### THE TASK:
Repeat the material in full. Keep every line exactly as it is.

### Source data:
========

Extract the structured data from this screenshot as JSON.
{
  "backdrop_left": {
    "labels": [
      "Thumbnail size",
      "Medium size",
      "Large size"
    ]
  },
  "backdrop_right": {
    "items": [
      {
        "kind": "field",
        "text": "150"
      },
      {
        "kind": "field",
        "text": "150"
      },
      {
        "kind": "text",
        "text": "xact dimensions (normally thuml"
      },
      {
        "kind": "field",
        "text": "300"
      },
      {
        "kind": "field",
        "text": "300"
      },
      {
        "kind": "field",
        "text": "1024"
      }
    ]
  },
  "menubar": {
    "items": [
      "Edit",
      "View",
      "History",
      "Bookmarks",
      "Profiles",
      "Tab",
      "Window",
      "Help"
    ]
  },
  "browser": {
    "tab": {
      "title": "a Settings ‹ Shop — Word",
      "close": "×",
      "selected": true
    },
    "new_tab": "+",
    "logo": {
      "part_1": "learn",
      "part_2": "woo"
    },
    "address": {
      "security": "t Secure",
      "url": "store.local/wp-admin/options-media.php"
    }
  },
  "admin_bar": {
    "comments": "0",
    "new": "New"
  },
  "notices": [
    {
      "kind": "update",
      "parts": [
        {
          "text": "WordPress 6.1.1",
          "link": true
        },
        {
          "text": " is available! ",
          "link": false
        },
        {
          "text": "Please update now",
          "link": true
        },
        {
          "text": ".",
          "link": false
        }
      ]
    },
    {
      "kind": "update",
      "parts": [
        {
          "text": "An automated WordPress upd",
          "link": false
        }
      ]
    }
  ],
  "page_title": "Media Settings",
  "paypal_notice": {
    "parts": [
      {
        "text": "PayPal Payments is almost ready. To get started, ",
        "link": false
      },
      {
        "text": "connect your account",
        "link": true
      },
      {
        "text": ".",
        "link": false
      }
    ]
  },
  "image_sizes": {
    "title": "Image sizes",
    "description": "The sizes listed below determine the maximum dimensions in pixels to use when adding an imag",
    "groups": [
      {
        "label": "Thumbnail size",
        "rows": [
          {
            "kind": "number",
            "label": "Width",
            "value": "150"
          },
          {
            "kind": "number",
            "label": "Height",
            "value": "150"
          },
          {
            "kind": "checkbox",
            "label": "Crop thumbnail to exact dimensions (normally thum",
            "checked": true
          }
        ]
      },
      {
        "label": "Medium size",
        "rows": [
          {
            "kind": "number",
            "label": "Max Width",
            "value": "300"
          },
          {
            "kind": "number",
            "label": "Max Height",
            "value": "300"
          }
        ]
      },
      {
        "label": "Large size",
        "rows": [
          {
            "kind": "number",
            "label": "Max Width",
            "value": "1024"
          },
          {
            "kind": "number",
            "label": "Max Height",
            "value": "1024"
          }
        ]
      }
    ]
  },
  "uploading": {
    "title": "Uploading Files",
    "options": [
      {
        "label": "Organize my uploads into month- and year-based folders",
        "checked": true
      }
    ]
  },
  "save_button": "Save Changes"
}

========

### COMPLETED TASK:
Extract the structured data from this screenshot as JSON.
{
  "backdrop_left": {
    "labels": [
      "Thumbnail size",
      "Medium size",
      "Large size"
    ]
  },
  "backdrop_right": {
    "items": [
      {
        "kind": "field",
        "text": "150"
      },
      {
        "kind": "field",
        "text": "150"
      },
      {
        "kind": "text",
        "text": "xact dimensions (normally thuml"
      },
      {
        "kind": "field",
        "text": "300"
      },
      {
        "kind": "field",
        "text": "300"
      },
      {
        "kind": "field",
        "text": "1024"
      }
    ]
  },
  "menubar": {
    "items": [
      "Edit",
      "View",
      "History",
      "Bookmarks",
      "Profiles",
      "Tab",
      "Window",
      "Help"
    ]
  },
  "browser": {
    "tab": {
      "title": "a Settings ‹ Shop — Word",
      "close": "×",
      "selected": true
    },
    "new_tab": "+",
    "logo": {
      "part_1": "learn",
      "part_2": "woo"
    },
    "address": {
      "security": "t Secure",
      "url": "store.local/wp-admin/options-media.php"
    }
  },
  "admin_bar": {
    "comments": "0",
    "new": "New"
  },
  "notices": [
    {
      "kind": "update",
      "parts": [
        {
          "text": "WordPress 6.1.1",
          "link": true
        },
        {
          "text": " is available! ",
          "link": false
        },
        {
          "text": "Please update now",
          "link": true
        },
        {
          "text": ".",
          "link": false
        }
      ]
    },
    {
      "kind": "update",
      "parts": [
        {
          "text": "An automated WordPress upd",
          "link": false
        }
      ]
    }
  ],
  "page_title": "Media Settings",
  "paypal_notice": {
    "parts": [
      {
        "text": "PayPal Payments is almost ready. To get started, ",
        "link": false
      },
      {
        "text": "connect your account",
        "link": true
      },
      {
        "text": ".",
        "link": false
      }
    ]
  },
  "image_sizes": {
    "title": "Image sizes",
    "description": "The sizes listed below determine the maximum dimensions in pixels to use when adding an imag",
    "groups": [
      {
        "label": "Thumbnail size",
        "rows": [
          {
            "kind": "number",
            "label": "Width",
            "value": "150"
          },
          {
            "kind": "number",
            "label": "Height",
            "value": "150"
          },
          {
            "kind": "checkbox",
            "label": "Crop thumbnail to exact dimensions (normally thum",
            "checked": true
          }
        ]
      },
      {
        "label": "Medium size",
        "rows": [
          {
            "kind": "number",
            "label": "Max Width",
            "value": "300"
          },
          {
            "kind": "number",
            "label": "Max Height",
            "value": "300"
          }
        ]
      },
      {
        "label": "Large size",
        "rows": [
          {
            "kind": "number",
            "label": "Max Width",
            "value": "1024"
          },
          {
            "kind": "number",
            "label": "Max Height",
            "value": "1024"
          }
        ]
      }
    ]
  },
  "uploading": {
    "title": "Uploading Files",
    "options": [
      {
        "label": "Organize my uploads into month- and year-based folders",
        "checked": true
      }
    ]
  },
  "save_button": "Save Changes"
}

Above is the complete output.